List, in order, each priority the essay on Australia's future below says faces government or citizens after the federal election.

Source extract:
==*==

Most comment on the federal election has naturally concentrated on how it was won and lost: how votes were gained here and lost there, how people were consoled or devastated by the result, and how the parties will respond in future elections.
It is time to return to the important question of what matters for the future good of Australia. This is what governments and political parties are bound to serve by tradition and by their own official rhetoric. This, not electoral success or failure, should govern their actions and our response as citizens to their governance.
The most urgent claims, those by which our grandchildren will judge us, are first that we should pass on to them a habitat in which they can live without anxiety. This demands addressing climate change responsibly. It will require strong leadership endorsed by all parties and shapers of public opinion.
The second priority is to address the concentration of wealth and power in the hands of the few to the detriment of others and to the national welfare. This is the legacy of a destructive economic ideology that threatens the cohesion of Australian society.
To respond to these claims will not be easy. Necessary change will involve some people and groups in loss. It will also run against the strong emphasis on the competitive individual which puts under pressure the bonds between individuals and groups everywhere, whether between nations in trade and security, between business and workers, shareholders or between different minority groups. Ultimately, all is reduced to the art of the deal, based on superior power. This mindset, whether expressed in the abuse of power or in attempts to overthrow it, leads to popular mistrust in government and any appeal it might make to a larger, national good.
Because of the strength of this attitude the third priority facing government is to commend and embody the commitment to the common good, meaning that individuals seek their own good in the good of all people. It implies that the demands of individuals and of groups, whether defined by class, age, gender, wealth, race, occupation or anything else, need to be viewed and argued for as contributing to the good of the whole society.
It implies that all that we do carries with it a social license. The license for drinking coffee in the street involves placing the cup in a bin and not throwing it on the ground. The social license for running a bank involves acting with respect to clients, to the environment and to ethical values. The social license for governing the nation involves respect in human relationships, respect for the rule of law, avoiding conflict of interest, and placing the common good above the good of the party in making decisions.
Social licenses are required because human beings matter: not because they are wealthy, white, liberal or right-thinking, but simply because they are human and because they depend on one another to live human lives. For that reason the fourth priority facing government is to support the most disadvantaged and disregarded in society. In Australia these include especially Indigenous people and those who seek protection from persecution.
In a society based on competition between individuals, the death and destitution of others is of no concern. In their personal lives and attitudes most people realise that this attitude is indecent. They are compassionate. Governments must commend and embody responsibility for responding to human beings as human in all levels of society.
The difficulty of embodying a concern for the common good and respectful relationships in government and Parliament is large. But it is the more necessary because the current conduct of politicians in public debate and in private conduct, and the subjection of good governance to satisfying party political demands, has so deeply eroded confidence in government.
The practice in the recent election of offering huge bribes to crucial electorates and the refusal to increase the scandalously low Newstart undermined any claim to concern for the common good. These things may win a seat for a Party but they further diminish respect for politicians and government.
To meet large challenges always demands personal conversion. That is true of governments as well as of individuals.

==*==

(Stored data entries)
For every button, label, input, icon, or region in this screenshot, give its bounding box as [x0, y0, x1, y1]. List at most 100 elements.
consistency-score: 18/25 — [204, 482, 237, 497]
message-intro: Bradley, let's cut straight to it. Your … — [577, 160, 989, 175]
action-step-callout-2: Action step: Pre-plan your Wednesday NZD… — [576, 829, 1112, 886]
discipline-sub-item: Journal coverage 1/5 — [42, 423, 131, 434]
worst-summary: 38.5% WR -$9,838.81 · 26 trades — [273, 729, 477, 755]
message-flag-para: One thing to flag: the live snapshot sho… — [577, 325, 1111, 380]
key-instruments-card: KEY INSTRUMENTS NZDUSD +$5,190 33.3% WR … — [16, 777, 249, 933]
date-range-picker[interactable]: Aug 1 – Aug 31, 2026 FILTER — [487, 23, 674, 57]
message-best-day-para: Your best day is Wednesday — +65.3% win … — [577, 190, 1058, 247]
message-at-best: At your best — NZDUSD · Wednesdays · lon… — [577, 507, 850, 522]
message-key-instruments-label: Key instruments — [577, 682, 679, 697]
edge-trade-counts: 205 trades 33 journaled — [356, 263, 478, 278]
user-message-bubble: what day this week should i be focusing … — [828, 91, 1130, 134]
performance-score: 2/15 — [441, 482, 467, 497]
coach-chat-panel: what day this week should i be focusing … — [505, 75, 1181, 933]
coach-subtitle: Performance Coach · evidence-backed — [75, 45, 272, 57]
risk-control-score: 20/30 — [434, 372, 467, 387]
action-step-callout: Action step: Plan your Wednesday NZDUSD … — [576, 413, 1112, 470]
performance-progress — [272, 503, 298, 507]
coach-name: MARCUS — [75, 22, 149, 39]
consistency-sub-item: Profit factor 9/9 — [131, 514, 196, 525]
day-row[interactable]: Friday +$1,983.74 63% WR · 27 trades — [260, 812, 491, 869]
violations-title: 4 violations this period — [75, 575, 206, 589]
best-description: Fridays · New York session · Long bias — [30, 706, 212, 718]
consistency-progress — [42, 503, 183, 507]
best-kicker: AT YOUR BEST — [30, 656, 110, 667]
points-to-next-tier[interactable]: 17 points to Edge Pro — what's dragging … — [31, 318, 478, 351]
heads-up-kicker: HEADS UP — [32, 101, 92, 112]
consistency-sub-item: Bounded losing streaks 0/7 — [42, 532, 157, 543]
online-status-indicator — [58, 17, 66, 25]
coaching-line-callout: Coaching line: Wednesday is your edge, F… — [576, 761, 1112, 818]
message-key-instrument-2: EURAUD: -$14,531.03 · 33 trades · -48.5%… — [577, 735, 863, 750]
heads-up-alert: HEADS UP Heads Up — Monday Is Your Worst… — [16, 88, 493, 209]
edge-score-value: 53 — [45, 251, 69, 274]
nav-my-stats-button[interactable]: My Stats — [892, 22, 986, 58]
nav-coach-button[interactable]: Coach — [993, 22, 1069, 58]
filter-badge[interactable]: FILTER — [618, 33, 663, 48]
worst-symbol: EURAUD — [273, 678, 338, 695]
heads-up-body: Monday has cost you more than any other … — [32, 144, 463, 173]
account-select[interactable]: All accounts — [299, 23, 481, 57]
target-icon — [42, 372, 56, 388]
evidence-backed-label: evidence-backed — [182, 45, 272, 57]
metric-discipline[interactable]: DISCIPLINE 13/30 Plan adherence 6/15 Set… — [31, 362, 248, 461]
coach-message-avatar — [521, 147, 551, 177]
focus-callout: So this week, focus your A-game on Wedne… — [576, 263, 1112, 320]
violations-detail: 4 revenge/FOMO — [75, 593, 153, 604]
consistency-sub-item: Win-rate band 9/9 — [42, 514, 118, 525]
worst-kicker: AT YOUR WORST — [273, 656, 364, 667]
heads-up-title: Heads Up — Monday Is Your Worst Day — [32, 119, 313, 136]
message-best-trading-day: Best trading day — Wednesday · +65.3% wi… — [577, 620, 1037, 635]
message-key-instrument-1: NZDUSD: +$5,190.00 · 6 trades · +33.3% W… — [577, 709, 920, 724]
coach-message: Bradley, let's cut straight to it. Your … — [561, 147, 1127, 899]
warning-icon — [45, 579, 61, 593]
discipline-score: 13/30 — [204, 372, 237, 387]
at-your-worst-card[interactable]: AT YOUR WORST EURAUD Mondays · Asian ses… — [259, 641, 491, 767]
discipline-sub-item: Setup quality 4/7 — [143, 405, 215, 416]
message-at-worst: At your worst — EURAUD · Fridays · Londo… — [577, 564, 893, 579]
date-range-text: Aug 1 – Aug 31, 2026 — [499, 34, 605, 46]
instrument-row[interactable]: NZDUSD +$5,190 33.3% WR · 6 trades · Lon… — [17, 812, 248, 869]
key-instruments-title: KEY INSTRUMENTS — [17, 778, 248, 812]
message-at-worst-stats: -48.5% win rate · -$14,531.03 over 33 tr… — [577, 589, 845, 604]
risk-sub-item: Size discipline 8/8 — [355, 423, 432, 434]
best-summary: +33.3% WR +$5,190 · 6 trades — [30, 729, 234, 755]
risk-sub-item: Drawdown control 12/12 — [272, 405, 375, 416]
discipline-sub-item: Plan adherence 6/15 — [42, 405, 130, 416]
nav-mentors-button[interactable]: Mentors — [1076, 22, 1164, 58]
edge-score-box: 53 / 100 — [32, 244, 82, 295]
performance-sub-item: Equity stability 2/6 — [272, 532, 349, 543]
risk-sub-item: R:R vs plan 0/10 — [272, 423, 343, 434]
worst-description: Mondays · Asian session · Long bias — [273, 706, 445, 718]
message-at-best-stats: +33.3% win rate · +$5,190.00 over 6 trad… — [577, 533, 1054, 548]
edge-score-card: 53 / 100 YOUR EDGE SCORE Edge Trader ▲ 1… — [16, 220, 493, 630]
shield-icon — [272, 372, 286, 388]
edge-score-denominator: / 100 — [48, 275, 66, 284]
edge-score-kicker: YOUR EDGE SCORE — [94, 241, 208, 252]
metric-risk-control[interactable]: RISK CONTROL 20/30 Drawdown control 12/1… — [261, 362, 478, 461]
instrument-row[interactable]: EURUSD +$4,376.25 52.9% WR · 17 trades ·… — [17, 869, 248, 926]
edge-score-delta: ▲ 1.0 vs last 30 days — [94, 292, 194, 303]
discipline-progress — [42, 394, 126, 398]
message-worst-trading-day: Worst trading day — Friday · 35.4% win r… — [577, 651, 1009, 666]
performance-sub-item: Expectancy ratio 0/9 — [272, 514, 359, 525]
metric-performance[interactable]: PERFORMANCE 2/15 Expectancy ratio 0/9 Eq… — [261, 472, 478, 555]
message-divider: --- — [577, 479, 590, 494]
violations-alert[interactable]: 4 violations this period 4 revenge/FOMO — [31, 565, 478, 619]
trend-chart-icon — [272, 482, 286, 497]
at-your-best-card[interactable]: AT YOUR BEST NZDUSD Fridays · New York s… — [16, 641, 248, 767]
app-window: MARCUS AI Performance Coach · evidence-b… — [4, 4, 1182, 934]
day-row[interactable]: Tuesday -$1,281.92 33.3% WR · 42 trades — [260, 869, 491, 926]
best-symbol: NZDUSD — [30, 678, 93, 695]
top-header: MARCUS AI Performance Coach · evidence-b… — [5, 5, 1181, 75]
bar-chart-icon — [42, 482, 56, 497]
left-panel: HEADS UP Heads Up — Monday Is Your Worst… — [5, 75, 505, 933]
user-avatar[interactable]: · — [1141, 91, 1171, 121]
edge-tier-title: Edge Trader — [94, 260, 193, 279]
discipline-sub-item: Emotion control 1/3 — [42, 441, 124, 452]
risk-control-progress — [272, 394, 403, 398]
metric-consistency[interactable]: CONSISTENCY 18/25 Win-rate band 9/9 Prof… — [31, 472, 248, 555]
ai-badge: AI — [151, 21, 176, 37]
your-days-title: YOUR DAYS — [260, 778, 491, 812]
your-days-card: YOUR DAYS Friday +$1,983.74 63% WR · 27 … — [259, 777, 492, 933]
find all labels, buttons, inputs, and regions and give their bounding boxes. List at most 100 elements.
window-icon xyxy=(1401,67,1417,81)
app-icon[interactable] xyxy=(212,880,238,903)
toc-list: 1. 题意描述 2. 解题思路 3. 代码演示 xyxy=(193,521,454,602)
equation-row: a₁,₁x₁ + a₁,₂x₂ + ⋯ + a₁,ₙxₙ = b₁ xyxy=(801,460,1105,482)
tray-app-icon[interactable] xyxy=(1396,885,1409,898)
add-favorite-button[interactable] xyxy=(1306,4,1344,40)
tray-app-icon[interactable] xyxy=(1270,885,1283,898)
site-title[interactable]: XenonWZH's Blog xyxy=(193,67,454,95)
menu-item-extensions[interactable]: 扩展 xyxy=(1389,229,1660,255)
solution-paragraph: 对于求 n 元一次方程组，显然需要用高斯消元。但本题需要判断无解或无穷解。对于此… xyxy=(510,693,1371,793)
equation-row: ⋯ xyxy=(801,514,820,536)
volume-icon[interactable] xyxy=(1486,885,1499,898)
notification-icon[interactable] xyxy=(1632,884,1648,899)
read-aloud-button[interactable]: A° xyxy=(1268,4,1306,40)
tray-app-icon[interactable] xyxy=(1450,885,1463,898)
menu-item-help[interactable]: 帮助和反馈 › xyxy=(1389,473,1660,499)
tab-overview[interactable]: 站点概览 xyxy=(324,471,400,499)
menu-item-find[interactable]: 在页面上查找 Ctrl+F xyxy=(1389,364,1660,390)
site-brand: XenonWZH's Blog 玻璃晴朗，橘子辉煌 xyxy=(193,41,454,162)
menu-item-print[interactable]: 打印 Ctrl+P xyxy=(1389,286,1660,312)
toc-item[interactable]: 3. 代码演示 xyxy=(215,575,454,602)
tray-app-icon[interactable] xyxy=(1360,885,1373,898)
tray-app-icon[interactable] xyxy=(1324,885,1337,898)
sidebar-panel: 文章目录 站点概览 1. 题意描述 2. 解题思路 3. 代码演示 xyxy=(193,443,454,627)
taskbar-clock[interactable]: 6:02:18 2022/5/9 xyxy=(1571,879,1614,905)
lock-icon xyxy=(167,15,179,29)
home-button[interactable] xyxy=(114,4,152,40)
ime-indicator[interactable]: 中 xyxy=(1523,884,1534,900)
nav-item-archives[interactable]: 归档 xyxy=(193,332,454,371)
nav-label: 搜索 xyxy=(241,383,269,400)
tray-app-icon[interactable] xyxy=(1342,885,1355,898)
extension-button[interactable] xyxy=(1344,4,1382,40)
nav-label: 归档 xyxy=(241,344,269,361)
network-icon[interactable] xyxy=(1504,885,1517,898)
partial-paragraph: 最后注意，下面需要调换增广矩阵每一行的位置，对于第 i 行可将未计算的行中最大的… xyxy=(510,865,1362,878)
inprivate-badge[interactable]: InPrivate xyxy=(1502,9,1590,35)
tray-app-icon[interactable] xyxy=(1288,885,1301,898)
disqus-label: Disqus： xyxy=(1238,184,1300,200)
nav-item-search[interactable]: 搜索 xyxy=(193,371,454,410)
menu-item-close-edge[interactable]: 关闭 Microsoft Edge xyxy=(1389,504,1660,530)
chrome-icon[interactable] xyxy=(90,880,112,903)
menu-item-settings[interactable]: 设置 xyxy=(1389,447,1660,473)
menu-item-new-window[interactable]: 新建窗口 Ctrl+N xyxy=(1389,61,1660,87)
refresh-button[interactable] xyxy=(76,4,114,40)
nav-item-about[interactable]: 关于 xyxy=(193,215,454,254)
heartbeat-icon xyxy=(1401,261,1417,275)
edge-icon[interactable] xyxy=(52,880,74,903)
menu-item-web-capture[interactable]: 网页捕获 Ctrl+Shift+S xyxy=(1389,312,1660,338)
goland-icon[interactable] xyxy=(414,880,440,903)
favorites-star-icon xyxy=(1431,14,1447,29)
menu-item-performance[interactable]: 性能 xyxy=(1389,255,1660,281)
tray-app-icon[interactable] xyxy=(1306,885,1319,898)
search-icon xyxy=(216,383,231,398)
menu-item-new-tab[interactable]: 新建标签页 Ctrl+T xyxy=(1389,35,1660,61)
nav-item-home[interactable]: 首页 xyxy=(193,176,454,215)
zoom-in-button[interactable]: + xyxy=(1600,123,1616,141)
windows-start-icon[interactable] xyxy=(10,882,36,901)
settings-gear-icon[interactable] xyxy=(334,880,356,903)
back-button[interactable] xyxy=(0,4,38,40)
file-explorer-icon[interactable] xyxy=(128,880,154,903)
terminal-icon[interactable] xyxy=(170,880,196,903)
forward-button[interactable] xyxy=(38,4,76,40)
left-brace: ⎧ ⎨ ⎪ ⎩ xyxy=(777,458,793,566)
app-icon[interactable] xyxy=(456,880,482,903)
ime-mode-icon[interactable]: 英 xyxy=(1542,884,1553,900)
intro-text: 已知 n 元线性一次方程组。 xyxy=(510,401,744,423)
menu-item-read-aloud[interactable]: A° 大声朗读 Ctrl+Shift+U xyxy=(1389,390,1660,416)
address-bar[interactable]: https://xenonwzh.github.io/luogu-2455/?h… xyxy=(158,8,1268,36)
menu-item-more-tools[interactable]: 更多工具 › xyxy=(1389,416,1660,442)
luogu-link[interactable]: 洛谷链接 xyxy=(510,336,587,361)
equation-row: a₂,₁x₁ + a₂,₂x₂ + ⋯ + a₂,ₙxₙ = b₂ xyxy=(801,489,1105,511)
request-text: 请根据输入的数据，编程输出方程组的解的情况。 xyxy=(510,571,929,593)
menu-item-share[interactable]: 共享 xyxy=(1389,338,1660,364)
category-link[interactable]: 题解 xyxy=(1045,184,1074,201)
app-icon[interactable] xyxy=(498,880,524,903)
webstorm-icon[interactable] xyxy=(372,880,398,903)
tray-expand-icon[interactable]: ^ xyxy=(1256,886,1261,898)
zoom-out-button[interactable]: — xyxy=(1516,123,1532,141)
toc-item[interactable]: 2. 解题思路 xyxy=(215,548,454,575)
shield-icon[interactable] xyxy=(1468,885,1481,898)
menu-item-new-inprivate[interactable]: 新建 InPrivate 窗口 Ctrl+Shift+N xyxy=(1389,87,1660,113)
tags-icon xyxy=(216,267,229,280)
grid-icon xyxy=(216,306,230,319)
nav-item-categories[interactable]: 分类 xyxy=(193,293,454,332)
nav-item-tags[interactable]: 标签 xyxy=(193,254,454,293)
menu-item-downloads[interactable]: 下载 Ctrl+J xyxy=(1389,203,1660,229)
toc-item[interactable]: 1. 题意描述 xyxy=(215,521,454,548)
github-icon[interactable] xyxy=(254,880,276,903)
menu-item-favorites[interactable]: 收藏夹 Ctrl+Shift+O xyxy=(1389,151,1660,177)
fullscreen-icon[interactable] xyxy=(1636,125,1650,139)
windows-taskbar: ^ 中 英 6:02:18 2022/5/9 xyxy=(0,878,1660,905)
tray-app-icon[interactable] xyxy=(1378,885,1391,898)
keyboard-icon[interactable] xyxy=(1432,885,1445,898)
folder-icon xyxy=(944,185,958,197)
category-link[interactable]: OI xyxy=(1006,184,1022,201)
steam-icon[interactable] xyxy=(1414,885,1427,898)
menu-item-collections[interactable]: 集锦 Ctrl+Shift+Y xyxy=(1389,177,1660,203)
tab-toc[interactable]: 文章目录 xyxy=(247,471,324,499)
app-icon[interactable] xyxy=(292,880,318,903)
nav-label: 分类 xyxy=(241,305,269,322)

==*==

Response to the exercise:
1. Pass on to our grandchildren a habitat where they can live without anxiety, which demands addressing climate change responsibly.
2. Address the concentration of wealth and power in the hands of the few.
3. Commend and embody the commitment to the common good.
4. Support the most disadvantaged and disregarded in society, especially Indigenous people and those seeking protection from persecution.